Your instructions:
Copy out all lines of the records in which the word "CRUDE" appears.

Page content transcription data
>>
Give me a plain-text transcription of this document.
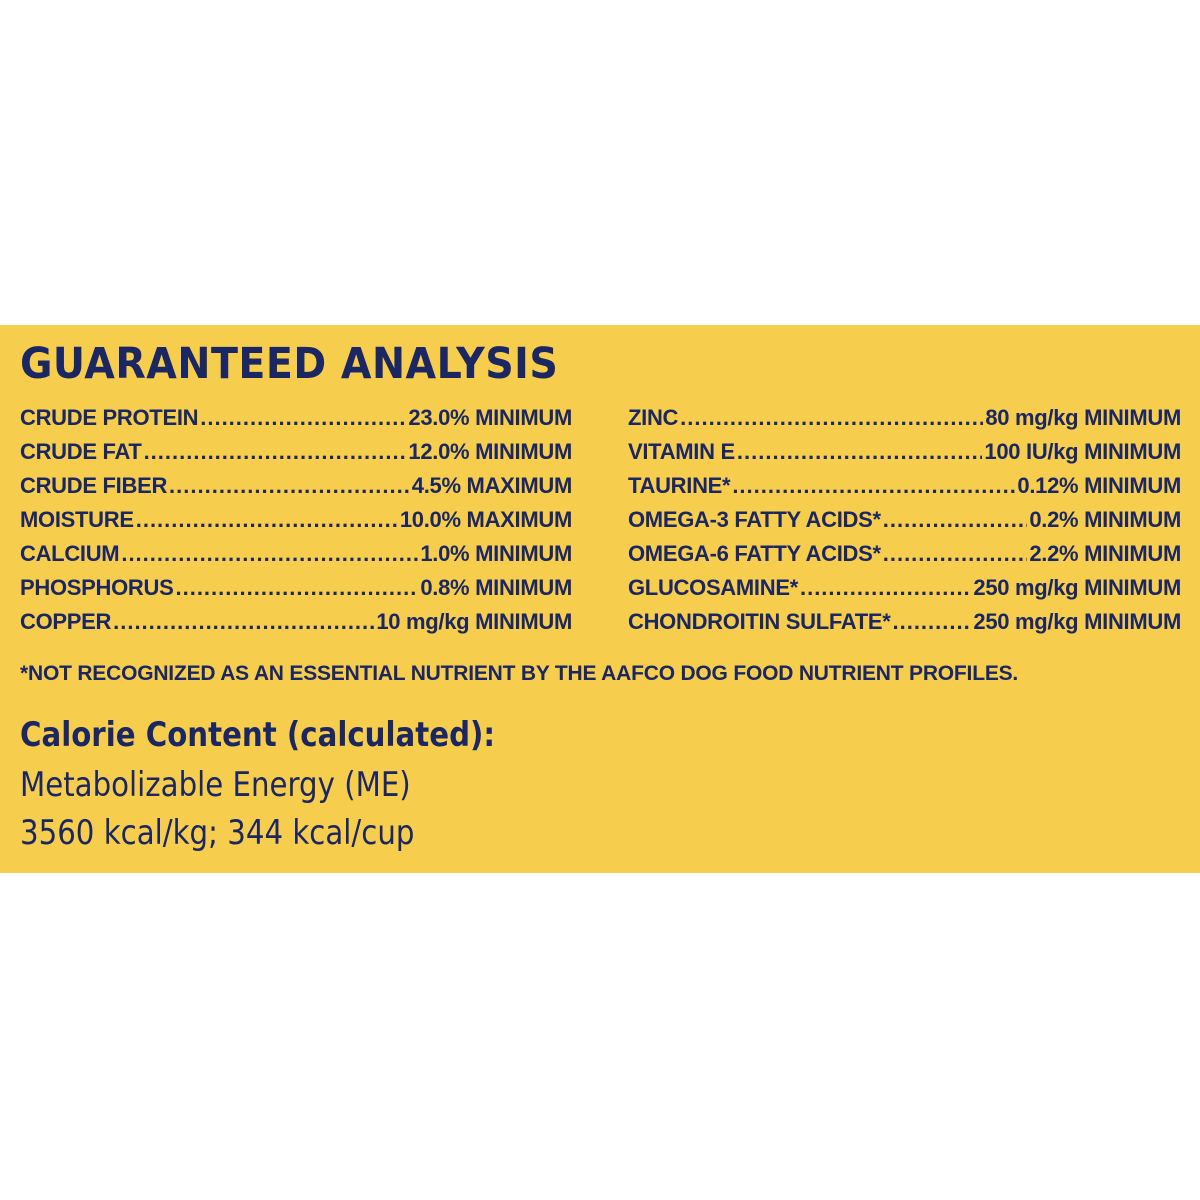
GUARANTEED ANALYSIS
CRUDE PROTEIN .....	23.0% MINIMUM
CRUDE FAT .....	12.0% MINIMUM
CRUDE FIBER .....	4.5% MAXIMUM
MOISTURE .....	10.0% MAXIMUM
CALCIUM .....	1.0% MINIMUM
PHOSPHORUS .....	0.8% MINIMUM
COPPER .....	10 mg/kg MINIMUM
ZINC .....	80 mg/kg MINIMUM
VITAMIN E .....	100 IU/kg MINIMUM
TAURINE* .....	0.12% MINIMUM
OMEGA-3 FATTY ACIDS* .....	0.2% MINIMUM
OMEGA-6 FATTY ACIDS* .....	2.2% MINIMUM
GLUCOSAMINE* .....	250 mg/kg MINIMUM
CHONDROITIN SULFATE* .....	250 mg/kg MINIMUM
*NOT RECOGNIZED AS AN ESSENTIAL NUTRIENT BY THE AAFCO DOG FOOD NUTRIENT PROFILES.
Calorie Content (calculated):
Metabolizable Energy (ME)
3560 kcal/kg; 344 kcal/cup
<<
Solution:
CRUDE PROTEIN .....	23.0% MINIMUM
CRUDE FAT .....	12.0% MINIMUM
CRUDE FIBER .....	4.5% MAXIMUM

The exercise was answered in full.